## Instructions for the task
The data below needs to be returned exactly, line for line.

## Material shown
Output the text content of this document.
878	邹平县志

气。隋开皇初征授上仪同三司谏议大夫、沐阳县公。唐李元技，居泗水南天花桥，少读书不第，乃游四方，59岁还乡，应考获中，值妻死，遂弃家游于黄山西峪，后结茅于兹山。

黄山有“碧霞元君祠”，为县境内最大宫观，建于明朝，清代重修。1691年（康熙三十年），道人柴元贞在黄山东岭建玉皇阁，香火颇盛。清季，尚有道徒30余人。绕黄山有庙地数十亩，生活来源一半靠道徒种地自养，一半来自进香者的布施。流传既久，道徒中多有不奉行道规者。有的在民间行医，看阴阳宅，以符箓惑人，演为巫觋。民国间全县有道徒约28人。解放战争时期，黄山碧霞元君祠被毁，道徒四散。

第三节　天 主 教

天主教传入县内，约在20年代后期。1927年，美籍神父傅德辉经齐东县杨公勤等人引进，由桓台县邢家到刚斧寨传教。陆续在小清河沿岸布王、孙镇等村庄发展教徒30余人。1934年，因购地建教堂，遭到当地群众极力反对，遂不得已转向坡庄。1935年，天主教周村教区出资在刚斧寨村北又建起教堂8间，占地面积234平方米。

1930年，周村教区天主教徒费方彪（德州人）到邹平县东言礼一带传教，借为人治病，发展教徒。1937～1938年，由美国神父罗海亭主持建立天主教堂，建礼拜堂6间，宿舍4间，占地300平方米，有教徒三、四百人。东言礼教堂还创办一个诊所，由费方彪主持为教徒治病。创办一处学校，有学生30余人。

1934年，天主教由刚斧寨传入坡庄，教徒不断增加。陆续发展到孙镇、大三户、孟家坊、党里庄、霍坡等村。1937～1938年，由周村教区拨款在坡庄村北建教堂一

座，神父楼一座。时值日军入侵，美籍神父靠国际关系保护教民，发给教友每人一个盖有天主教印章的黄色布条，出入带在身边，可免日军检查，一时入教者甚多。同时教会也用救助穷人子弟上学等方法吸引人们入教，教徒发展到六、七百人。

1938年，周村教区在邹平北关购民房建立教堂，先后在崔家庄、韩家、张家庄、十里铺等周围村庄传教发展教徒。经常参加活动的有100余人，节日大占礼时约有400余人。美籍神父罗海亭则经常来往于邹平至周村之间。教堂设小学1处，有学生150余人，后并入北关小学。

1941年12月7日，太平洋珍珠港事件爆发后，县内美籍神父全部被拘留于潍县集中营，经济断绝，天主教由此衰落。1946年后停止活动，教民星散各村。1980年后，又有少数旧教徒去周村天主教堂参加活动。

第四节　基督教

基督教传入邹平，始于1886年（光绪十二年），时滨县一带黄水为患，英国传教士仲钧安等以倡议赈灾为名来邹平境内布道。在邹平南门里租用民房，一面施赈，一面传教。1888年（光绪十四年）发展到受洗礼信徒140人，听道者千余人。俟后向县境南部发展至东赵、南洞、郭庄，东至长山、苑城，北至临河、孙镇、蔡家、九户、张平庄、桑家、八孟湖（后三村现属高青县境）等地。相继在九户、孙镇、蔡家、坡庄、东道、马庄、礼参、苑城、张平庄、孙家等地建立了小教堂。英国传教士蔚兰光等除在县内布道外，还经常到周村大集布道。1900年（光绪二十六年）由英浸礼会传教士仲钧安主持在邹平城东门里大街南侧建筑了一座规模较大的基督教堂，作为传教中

## Final result
Output the text content of this document.
878	邹平县志

气。隋开皇初征授上仪同三司谏议大夫、沐阳县公。唐李元技，居泗水南天花桥，少读书不第，乃游四方，59岁还乡，应考获中，值妻死，遂弃家游于黄山西峪，后结茅于兹山。

黄山有“碧霞元君祠”，为县境内最大宫观，建于明朝，清代重修。1691年（康熙三十年），道人柴元贞在黄山东岭建玉皇阁，香火颇盛。清季，尚有道徒30余人。绕黄山有庙地数十亩，生活来源一半靠道徒种地自养，一半来自进香者的布施。流传既久，道徒中多有不奉行道规者。有的在民间行医，看阴阳宅，以符箓惑人，演为巫觋。民国间全县有道徒约28人。解放战争时期，黄山碧霞元君祠被毁，道徒四散。

第三节　天 主 教

天主教传入县内，约在20年代后期。1927年，美籍神父傅德辉经齐东县杨公勤等人引进，由桓台县邢家到刚斧寨传教。陆续在小清河沿岸布王、孙镇等村庄发展教徒30余人。1934年，因购地建教堂，遭到当地群众极力反对，遂不得已转向坡庄。1935年，天主教周村教区出资在刚斧寨村北又建起教堂8间，占地面积234平方米。

1930年，周村教区天主教徒费方彪（德州人）到邹平县东言礼一带传教，借为人治病，发展教徒。1937～1938年，由美国神父罗海亭主持建立天主教堂，建礼拜堂6间，宿舍4间，占地300平方米，有教徒三、四百人。东言礼教堂还创办一个诊所，由费方彪主持为教徒治病。创办一处学校，有学生30余人。

1934年，天主教由刚斧寨传入坡庄，教徒不断增加。陆续发展到孙镇、大三户、孟家坊、党里庄、霍坡等村。1937～1938年，由周村教区拨款在坡庄村北建教堂一

座，神父楼一座。时值日军入侵，美籍神父靠国际关系保护教民，发给教友每人一个盖有天主教印章的黄色布条，出入带在身边，可免日军检查，一时入教者甚多。同时教会也用救助穷人子弟上学等方法吸引人们入教，教徒发展到六、七百人。

1938年，周村教区在邹平北关购民房建立教堂，先后在崔家庄、韩家、张家庄、十里铺等周围村庄传教发展教徒。经常参加活动的有100余人，节日大占礼时约有400余人。美籍神父罗海亭则经常来往于邹平至周村之间。教堂设小学1处，有学生150余人，后并入北关小学。

1941年12月7日，太平洋珍珠港事件爆发后，县内美籍神父全部被拘留于潍县集中营，经济断绝，天主教由此衰落。1946年后停止活动，教民星散各村。1980年后，又有少数旧教徒去周村天主教堂参加活动。

第四节　基督教

基督教传入邹平，始于1886年（光绪十二年），时滨县一带黄水为患，英国传教士仲钧安等以倡议赈灾为名来邹平境内布道。在邹平南门里租用民房，一面施赈，一面传教。1888年（光绪十四年）发展到受洗礼信徒140人，听道者千余人。俟后向县境南部发展至东赵、南洞、郭庄，东至长山、苑城，北至临河、孙镇、蔡家、九户、张平庄、桑家、八孟湖（后三村现属高青县境）等地。相继在九户、孙镇、蔡家、坡庄、东道、马庄、礼参、苑城、张平庄、孙家等地建立了小教堂。英国传教士蔚兰光等除在县内布道外，还经常到周村大集布道。1900年（光绪二十六年）由英浸礼会传教士仲钧安主持在邹平城东门里大街南侧建筑了一座规模较大的基督教堂，作为传教中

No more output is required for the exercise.